**PROBLEM DETAILS**
State how many lines in the records hold the word "right", giving the number and no other text.

**EXTRACTED INFORMATION**
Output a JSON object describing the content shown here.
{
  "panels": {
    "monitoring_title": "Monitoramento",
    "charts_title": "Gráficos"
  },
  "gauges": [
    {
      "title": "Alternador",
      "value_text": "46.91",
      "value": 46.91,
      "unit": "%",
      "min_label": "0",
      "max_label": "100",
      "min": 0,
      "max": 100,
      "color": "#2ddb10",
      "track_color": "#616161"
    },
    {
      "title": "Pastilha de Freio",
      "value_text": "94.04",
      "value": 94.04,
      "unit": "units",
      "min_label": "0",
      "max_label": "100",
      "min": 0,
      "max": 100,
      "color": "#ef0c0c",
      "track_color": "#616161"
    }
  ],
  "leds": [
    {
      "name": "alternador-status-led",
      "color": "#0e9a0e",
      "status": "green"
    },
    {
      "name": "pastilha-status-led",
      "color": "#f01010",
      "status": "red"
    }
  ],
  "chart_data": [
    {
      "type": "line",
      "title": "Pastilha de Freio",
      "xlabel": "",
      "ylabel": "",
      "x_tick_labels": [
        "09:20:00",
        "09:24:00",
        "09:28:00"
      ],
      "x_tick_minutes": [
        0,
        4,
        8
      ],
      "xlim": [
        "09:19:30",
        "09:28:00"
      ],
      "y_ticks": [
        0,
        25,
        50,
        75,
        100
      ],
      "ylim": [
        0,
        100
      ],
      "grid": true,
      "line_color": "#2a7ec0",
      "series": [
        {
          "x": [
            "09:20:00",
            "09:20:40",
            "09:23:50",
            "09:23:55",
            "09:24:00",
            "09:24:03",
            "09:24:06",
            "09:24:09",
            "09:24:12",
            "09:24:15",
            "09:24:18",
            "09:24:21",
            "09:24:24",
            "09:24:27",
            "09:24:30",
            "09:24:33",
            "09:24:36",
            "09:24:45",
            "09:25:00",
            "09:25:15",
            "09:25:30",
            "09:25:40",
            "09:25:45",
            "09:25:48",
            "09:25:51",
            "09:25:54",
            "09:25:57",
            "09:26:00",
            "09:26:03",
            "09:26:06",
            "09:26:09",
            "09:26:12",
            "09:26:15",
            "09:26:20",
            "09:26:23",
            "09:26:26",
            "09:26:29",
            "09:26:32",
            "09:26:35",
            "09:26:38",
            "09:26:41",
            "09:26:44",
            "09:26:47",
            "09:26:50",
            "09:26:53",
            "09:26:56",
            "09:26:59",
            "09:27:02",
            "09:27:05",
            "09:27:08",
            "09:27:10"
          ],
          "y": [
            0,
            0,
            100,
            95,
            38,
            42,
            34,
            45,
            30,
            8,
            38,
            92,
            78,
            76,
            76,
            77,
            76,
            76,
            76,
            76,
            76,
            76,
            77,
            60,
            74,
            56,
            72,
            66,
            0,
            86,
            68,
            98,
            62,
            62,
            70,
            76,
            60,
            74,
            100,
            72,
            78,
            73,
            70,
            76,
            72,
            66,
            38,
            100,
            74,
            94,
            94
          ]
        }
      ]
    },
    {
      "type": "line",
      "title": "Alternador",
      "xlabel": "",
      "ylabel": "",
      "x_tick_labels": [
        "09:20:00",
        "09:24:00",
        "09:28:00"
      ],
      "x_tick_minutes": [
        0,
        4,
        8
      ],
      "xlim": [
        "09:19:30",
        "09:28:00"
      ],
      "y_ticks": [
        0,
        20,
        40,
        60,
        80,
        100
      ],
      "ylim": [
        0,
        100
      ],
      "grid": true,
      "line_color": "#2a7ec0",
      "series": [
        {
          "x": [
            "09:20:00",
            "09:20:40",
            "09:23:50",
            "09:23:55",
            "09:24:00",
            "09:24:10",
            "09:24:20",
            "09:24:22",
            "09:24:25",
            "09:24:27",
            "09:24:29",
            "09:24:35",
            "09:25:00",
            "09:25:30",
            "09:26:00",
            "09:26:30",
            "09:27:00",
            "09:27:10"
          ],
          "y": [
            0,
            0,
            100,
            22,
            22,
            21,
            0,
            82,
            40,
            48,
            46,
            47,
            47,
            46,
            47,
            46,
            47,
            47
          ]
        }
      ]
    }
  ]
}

==

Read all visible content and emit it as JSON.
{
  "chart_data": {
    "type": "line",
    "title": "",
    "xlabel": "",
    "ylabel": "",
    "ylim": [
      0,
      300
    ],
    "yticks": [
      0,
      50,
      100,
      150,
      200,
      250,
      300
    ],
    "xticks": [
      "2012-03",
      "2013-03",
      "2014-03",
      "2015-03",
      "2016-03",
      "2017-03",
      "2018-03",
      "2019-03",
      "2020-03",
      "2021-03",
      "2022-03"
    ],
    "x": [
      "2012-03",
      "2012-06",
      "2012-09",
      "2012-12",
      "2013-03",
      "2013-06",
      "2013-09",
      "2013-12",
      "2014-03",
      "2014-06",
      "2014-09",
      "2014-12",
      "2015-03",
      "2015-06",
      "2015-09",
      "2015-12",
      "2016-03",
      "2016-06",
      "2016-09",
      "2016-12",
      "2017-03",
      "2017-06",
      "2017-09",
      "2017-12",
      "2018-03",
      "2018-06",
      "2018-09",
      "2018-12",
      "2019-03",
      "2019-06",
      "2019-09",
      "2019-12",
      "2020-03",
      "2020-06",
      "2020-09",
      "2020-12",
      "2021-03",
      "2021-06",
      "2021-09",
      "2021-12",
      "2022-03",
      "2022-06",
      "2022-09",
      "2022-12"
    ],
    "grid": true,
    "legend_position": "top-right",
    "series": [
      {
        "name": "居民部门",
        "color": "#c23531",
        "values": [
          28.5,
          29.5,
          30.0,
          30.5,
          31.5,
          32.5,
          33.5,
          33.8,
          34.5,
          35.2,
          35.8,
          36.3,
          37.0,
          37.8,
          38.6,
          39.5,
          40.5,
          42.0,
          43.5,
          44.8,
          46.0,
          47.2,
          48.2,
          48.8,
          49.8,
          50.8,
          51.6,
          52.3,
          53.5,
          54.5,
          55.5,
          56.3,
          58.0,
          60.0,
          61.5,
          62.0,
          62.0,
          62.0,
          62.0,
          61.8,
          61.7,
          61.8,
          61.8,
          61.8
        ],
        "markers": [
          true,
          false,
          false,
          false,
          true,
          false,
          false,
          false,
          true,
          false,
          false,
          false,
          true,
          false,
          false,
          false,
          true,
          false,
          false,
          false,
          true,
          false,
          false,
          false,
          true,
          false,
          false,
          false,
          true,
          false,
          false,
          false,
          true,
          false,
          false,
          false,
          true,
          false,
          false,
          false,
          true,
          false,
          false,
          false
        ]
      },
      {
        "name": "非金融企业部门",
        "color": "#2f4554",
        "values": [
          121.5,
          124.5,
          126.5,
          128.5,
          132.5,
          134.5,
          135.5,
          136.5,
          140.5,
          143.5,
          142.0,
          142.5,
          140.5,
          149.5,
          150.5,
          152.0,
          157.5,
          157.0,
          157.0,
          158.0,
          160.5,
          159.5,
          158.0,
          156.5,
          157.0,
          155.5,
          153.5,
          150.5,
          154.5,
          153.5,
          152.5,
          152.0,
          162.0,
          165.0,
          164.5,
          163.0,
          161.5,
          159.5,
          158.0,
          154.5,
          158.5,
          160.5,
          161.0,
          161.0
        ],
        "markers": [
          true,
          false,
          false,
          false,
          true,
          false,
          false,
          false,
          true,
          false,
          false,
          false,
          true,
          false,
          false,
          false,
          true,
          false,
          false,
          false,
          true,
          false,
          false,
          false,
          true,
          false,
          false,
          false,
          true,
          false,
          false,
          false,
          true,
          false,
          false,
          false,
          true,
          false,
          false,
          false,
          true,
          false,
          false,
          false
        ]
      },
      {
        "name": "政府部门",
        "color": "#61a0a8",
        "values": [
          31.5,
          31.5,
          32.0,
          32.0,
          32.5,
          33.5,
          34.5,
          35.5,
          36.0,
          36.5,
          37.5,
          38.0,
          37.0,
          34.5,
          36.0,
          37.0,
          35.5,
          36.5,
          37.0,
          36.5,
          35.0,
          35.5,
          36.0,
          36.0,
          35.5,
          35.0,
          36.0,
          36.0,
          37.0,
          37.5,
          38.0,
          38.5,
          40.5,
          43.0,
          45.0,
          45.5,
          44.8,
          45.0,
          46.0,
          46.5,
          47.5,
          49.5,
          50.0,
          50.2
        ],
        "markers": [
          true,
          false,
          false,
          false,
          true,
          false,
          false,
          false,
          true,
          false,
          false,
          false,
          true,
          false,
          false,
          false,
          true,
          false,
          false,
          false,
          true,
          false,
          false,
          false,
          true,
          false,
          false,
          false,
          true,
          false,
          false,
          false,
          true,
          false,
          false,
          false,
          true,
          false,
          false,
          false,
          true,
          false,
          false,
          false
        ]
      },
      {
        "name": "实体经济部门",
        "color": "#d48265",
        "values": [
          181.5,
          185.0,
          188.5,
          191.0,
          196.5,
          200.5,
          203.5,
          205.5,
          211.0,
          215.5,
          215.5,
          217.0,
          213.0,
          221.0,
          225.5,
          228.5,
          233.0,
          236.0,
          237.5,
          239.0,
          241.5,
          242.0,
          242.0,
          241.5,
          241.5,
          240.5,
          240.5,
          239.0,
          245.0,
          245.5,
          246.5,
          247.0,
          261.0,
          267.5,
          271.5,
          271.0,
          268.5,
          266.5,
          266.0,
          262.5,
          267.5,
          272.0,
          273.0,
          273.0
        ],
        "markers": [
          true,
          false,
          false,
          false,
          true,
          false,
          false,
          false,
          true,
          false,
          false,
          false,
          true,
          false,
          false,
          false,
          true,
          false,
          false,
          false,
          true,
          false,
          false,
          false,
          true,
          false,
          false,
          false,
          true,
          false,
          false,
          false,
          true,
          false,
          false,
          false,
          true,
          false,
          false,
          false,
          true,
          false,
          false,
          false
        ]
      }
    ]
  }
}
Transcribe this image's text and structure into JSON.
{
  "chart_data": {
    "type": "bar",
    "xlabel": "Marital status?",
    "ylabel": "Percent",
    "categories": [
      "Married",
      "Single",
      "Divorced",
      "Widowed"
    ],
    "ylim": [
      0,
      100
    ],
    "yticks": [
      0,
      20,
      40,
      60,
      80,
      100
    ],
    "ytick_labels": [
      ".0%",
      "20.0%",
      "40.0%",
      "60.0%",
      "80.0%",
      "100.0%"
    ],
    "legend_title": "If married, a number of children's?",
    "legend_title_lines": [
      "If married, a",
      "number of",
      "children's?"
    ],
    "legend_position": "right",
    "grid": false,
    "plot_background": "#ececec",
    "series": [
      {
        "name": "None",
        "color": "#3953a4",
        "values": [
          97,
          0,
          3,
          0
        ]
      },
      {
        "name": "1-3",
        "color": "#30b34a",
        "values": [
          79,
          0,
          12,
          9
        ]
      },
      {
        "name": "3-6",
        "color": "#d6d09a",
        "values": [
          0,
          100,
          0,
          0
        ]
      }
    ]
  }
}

**WORKED ANSWER**
2